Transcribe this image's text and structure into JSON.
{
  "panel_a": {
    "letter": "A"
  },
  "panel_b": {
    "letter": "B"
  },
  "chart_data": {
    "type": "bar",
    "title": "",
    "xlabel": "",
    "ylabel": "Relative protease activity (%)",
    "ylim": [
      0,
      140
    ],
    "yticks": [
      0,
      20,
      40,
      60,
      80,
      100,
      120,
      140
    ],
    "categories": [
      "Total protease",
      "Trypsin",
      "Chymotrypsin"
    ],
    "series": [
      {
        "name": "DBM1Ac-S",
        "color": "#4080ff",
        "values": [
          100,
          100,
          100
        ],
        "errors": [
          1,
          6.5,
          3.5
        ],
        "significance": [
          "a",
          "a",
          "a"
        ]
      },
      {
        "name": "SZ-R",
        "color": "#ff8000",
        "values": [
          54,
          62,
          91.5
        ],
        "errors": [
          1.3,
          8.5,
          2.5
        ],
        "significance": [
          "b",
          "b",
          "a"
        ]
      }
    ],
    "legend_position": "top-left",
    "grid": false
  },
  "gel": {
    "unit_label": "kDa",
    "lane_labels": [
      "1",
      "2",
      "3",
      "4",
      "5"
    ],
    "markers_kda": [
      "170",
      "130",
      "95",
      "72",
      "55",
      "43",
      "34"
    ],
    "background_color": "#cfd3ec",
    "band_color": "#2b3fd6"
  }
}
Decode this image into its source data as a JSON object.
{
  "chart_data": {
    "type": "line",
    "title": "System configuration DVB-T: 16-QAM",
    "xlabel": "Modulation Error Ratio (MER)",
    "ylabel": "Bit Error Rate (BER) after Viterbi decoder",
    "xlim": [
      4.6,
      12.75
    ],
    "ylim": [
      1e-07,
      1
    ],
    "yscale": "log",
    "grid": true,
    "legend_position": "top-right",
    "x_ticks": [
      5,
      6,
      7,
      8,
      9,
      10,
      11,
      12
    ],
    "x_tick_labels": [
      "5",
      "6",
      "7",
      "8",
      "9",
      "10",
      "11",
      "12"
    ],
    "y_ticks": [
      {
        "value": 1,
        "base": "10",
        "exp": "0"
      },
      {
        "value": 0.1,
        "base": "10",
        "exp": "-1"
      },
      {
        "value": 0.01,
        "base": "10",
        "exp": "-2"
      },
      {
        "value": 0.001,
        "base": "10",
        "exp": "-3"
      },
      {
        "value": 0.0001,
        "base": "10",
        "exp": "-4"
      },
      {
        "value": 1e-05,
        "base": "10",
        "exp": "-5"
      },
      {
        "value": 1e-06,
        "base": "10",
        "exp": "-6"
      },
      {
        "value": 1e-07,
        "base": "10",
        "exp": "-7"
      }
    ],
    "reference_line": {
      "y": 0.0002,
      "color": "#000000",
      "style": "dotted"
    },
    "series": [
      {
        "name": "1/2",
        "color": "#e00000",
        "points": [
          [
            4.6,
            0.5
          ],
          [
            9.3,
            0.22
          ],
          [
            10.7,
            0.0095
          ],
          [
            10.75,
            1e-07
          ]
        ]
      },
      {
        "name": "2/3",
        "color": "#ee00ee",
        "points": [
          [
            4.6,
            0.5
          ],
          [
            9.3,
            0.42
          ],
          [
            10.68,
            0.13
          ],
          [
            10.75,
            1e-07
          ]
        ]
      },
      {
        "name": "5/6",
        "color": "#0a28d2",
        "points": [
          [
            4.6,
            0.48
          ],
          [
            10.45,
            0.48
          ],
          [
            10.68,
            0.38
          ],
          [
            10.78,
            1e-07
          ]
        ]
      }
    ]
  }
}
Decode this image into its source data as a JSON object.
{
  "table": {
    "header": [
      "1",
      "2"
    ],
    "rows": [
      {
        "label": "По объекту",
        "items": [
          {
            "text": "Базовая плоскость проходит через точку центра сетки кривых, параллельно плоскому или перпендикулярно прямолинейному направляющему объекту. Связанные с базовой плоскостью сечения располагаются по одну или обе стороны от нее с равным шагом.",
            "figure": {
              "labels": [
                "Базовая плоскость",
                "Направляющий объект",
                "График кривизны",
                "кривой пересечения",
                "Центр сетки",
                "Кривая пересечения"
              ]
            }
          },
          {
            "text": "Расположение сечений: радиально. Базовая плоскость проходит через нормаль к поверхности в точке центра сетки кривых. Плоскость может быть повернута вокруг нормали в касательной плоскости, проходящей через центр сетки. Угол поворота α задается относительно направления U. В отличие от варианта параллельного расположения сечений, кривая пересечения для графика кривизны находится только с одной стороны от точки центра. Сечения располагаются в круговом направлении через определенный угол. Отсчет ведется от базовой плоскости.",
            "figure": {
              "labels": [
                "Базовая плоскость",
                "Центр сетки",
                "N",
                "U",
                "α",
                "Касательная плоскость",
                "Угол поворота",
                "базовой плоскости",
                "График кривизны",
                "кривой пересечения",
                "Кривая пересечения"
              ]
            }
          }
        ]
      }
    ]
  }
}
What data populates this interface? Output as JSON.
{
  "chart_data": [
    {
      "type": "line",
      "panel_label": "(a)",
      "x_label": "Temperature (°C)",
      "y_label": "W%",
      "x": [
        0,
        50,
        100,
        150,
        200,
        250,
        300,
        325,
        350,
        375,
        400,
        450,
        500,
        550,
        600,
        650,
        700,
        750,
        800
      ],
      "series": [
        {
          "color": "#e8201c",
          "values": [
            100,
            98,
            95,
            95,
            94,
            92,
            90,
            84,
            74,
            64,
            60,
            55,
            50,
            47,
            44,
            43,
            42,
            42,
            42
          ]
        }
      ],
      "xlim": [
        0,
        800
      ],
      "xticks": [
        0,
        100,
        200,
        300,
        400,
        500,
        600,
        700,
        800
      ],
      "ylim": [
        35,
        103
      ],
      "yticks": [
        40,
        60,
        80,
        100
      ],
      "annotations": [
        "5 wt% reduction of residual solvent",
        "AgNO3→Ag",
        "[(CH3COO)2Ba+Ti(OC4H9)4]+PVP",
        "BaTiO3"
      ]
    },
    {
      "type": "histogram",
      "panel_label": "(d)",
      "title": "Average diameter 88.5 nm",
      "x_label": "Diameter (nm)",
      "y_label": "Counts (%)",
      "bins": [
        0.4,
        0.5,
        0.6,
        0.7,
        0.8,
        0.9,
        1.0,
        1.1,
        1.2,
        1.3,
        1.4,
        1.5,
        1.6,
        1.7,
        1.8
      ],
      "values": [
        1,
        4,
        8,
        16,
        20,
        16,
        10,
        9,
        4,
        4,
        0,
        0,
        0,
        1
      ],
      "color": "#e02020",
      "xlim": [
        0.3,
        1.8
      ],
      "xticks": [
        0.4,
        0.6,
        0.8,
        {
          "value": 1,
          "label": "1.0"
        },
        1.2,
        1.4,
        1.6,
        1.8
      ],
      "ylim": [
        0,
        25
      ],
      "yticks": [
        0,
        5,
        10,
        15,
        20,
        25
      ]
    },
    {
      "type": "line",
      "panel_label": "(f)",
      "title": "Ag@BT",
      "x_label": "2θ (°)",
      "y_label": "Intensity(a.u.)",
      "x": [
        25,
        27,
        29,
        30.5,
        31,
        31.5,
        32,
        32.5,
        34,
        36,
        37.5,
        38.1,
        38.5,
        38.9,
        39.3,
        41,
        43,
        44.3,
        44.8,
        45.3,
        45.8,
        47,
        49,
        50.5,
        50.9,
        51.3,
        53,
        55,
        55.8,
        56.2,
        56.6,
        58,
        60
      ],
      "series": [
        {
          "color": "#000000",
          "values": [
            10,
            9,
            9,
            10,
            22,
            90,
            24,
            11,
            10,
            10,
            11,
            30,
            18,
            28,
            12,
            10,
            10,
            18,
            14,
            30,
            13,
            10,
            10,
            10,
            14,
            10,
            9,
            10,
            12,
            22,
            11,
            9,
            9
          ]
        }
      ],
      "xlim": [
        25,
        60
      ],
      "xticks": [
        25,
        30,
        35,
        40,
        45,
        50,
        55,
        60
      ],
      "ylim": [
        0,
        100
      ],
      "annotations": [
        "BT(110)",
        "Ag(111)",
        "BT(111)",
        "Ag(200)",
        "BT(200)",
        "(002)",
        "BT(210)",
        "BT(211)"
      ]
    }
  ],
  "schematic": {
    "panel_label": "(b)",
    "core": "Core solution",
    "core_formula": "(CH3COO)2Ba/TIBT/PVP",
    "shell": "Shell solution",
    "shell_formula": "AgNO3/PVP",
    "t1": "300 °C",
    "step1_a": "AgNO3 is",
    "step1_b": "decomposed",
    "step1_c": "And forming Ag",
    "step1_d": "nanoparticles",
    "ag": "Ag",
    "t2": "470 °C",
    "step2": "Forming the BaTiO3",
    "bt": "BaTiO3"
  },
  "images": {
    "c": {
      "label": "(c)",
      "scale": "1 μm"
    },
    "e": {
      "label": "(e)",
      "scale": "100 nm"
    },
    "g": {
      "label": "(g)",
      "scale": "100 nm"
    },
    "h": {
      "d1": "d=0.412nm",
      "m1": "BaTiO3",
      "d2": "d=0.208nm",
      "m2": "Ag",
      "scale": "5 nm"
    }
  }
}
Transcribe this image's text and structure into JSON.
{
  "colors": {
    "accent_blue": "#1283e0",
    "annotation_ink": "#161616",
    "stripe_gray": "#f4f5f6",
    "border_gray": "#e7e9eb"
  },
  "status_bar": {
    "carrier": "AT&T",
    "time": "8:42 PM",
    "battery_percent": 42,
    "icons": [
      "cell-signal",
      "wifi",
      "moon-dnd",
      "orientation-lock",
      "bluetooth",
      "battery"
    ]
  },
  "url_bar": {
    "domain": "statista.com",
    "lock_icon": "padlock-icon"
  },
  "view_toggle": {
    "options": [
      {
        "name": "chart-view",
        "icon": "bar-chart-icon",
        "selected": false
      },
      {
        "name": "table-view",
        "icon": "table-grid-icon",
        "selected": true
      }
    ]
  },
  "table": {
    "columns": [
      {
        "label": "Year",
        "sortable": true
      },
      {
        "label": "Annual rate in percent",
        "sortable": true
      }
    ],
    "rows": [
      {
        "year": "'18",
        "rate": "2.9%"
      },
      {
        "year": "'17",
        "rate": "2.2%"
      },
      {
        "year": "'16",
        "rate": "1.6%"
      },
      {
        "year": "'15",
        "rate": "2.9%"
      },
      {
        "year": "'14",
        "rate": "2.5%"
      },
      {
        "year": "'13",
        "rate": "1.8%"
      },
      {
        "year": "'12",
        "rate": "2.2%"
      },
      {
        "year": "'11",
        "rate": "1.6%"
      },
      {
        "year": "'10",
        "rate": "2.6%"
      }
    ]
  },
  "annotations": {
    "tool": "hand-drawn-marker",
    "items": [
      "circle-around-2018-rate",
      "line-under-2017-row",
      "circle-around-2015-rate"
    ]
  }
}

____________________

SHORT EXERCISE:
Return each line where "grid" shows up.

OUTPUT:
    "grid": false
    "grid": true,
        "icon": "table-grid-icon",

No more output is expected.